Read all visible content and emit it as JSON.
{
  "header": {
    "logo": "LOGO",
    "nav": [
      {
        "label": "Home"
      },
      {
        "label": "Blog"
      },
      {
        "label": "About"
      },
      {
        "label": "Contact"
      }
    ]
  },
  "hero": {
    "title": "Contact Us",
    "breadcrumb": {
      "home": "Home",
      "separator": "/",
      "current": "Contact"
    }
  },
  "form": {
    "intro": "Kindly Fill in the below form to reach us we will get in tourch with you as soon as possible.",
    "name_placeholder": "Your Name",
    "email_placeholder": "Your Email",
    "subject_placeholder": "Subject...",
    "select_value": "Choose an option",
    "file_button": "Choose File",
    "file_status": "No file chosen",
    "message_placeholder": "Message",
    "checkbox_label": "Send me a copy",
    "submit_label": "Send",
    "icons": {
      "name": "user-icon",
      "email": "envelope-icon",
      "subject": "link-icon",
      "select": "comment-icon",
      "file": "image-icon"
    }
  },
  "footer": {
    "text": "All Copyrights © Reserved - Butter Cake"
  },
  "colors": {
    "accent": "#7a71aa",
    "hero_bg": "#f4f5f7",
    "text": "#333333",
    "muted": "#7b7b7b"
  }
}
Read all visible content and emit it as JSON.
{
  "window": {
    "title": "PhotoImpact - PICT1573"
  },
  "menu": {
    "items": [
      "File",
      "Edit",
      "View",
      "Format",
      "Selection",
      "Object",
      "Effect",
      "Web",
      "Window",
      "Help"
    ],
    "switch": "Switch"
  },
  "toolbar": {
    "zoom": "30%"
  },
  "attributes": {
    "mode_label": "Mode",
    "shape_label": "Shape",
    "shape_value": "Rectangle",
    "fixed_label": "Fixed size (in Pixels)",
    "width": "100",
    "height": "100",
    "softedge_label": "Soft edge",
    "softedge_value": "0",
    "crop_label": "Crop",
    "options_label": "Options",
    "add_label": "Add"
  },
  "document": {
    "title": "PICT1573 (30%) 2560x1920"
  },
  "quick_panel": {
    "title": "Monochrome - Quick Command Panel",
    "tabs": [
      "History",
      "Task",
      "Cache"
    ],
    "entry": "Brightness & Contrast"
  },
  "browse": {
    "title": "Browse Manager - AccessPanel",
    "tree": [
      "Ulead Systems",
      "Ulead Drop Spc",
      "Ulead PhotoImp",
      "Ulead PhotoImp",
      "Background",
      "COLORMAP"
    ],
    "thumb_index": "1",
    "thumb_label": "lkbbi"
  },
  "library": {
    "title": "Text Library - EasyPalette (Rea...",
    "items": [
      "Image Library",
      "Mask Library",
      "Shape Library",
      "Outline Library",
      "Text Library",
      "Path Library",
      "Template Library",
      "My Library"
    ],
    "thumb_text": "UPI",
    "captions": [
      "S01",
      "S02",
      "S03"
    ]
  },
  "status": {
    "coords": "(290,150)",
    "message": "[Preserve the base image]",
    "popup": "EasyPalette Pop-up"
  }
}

────────────────────

From the listing above, collect every line that mentions the word "Contact".

Task response
        "label": "Contact"
    "title": "Contact Us",
      "current": "Contact"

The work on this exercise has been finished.